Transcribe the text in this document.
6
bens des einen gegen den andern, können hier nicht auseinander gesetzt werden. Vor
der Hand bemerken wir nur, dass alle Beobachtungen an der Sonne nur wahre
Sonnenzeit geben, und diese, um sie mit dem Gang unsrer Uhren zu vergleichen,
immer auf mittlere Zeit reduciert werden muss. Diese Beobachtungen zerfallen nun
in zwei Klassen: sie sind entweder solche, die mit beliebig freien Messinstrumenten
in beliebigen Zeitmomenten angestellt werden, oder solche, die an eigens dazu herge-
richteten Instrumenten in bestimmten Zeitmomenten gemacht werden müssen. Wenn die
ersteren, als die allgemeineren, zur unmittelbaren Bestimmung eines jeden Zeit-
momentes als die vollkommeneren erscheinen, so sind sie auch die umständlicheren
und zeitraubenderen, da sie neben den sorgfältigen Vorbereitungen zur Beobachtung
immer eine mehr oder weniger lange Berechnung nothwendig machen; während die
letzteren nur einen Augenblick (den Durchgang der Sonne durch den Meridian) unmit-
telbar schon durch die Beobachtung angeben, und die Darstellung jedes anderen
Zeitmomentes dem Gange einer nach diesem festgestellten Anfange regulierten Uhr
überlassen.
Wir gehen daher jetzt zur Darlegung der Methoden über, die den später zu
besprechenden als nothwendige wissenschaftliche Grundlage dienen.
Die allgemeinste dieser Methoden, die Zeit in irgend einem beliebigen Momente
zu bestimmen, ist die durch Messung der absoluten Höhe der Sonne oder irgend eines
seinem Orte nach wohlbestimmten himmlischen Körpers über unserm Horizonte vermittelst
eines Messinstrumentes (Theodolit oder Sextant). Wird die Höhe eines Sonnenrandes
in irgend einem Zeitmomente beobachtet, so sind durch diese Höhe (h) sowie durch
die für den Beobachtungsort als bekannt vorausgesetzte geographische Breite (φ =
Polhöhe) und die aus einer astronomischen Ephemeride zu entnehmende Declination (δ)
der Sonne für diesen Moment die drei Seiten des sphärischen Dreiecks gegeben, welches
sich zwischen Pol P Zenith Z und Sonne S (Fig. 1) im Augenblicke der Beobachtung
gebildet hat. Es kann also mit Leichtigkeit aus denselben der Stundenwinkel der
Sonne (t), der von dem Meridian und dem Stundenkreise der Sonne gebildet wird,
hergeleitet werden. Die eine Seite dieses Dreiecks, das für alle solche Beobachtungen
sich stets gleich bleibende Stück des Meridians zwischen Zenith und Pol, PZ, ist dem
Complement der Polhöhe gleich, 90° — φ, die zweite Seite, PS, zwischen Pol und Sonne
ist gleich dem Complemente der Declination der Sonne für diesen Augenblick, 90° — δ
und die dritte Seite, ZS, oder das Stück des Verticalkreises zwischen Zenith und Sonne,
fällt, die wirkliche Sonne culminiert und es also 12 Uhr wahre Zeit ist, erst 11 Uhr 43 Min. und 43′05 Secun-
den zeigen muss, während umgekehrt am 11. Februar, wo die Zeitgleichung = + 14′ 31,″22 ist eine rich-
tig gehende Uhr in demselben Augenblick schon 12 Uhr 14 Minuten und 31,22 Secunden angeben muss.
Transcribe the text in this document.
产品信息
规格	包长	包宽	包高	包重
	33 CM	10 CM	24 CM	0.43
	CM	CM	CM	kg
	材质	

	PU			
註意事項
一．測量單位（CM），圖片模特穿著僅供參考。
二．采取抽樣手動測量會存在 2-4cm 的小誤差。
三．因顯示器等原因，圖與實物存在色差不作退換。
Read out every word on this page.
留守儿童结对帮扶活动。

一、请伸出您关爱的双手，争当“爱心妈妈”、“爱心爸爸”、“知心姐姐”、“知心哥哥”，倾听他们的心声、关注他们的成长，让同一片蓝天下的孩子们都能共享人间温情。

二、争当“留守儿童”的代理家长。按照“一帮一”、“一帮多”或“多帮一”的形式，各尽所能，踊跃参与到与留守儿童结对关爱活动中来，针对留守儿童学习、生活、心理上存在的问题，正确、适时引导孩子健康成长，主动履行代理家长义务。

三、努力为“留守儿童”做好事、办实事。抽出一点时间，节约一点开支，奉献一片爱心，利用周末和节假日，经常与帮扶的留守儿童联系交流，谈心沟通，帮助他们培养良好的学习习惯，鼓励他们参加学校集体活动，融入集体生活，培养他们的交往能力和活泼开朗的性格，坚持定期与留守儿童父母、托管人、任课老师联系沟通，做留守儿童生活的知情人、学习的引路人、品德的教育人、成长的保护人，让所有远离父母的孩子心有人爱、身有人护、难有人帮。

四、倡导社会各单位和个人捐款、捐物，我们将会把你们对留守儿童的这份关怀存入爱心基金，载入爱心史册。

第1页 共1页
######
• What you should do: Lines in the records that hold the word "irgend" are to be counted; give only the total.

• Reply: 3